### [Task prompt]
Select, from the data, each line where "color" occurs.
+++ Information supplied
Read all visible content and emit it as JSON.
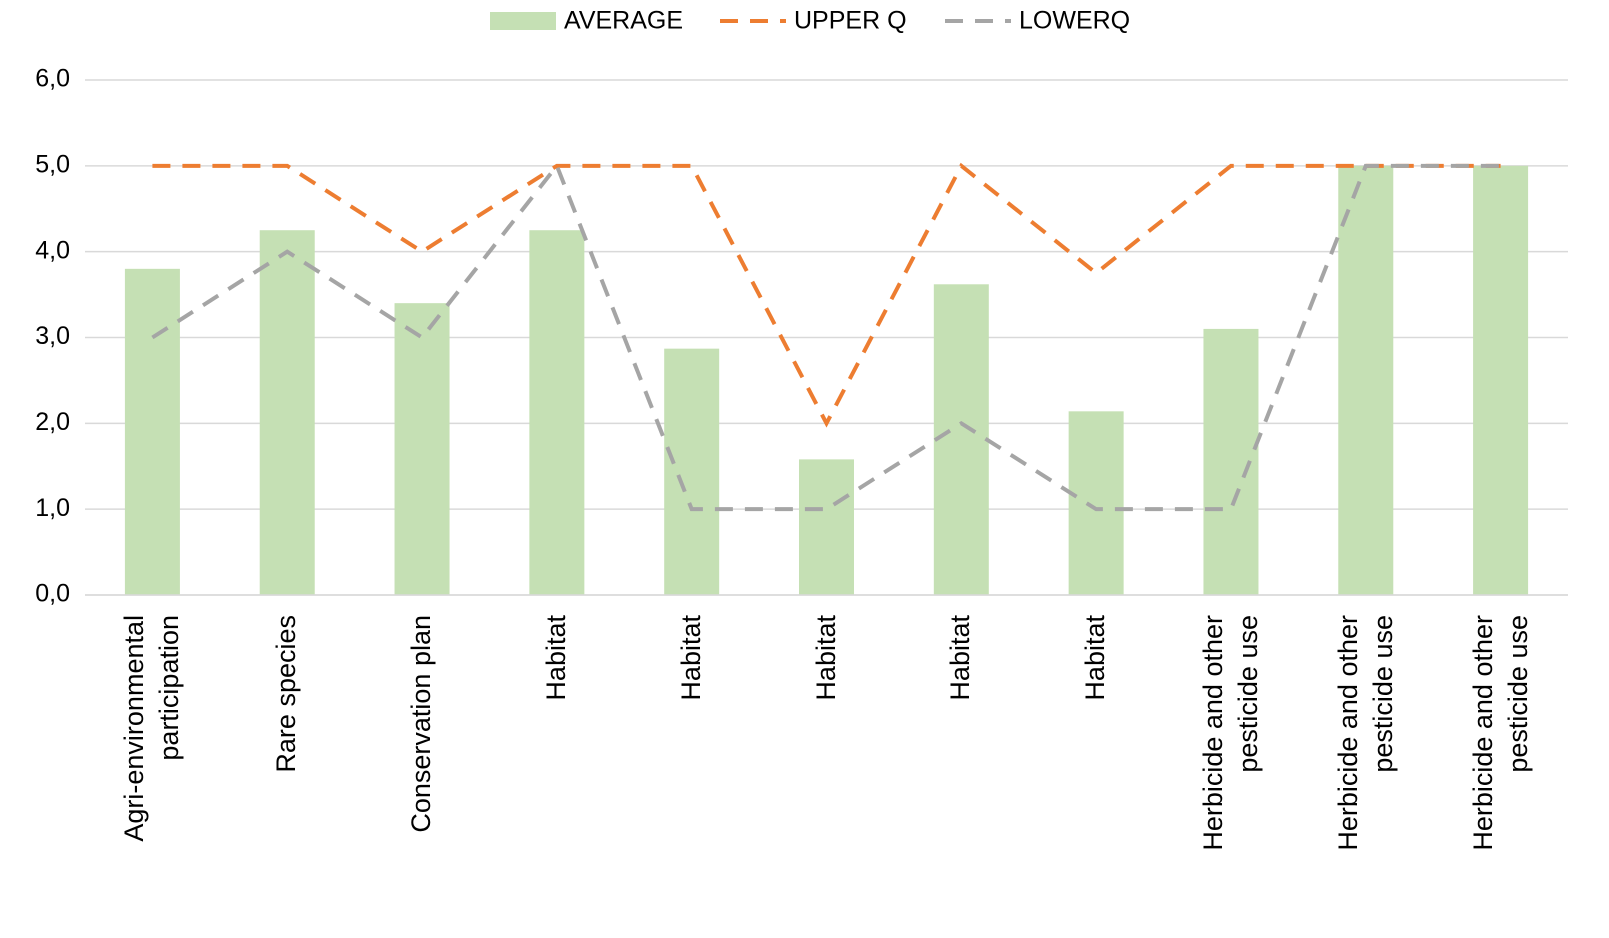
{
  "chart_data": {
    "type": "bar_line",
    "categories": [
      "Agri-environmental participation",
      "Rare species",
      "Conservation plan",
      "Habitat",
      "Habitat",
      "Habitat",
      "Habitat",
      "Habitat",
      "Herbicide and other pesticide use",
      "Herbicide and other pesticide use",
      "Herbicide and other pesticide use"
    ],
    "series": [
      {
        "name": "AVERAGE",
        "kind": "bar",
        "color": "#c5e0b4",
        "values": [
          3.8,
          4.25,
          3.4,
          4.25,
          2.87,
          1.58,
          3.62,
          2.14,
          3.1,
          5.0,
          5.0
        ]
      },
      {
        "name": "UPPER Q",
        "kind": "dashed-line",
        "color": "#ed7d31",
        "values": [
          5,
          5,
          4,
          5,
          5,
          2,
          5,
          3.75,
          5,
          5,
          5
        ]
      },
      {
        "name": "LOWERQ",
        "kind": "dashed-line",
        "color": "#a5a5a5",
        "values": [
          3,
          4,
          3,
          5,
          1,
          1,
          2,
          1,
          1,
          5,
          5
        ]
      }
    ],
    "ylim": [
      0,
      6
    ],
    "yticks": [
      {
        "value": 0,
        "label": "0,0"
      },
      {
        "value": 1,
        "label": "1,0"
      },
      {
        "value": 2,
        "label": "2,0"
      },
      {
        "value": 3,
        "label": "3,0"
      },
      {
        "value": 4,
        "label": "4,0"
      },
      {
        "value": 5,
        "label": "5,0"
      },
      {
        "value": 6,
        "label": "6,0"
      }
    ],
    "grid": true,
    "legend": "top"
  }
}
++++++
### [Complete answer]
        "color": "#c5e0b4",
        "color": "#ed7d31",
        "color": "#a5a5a5",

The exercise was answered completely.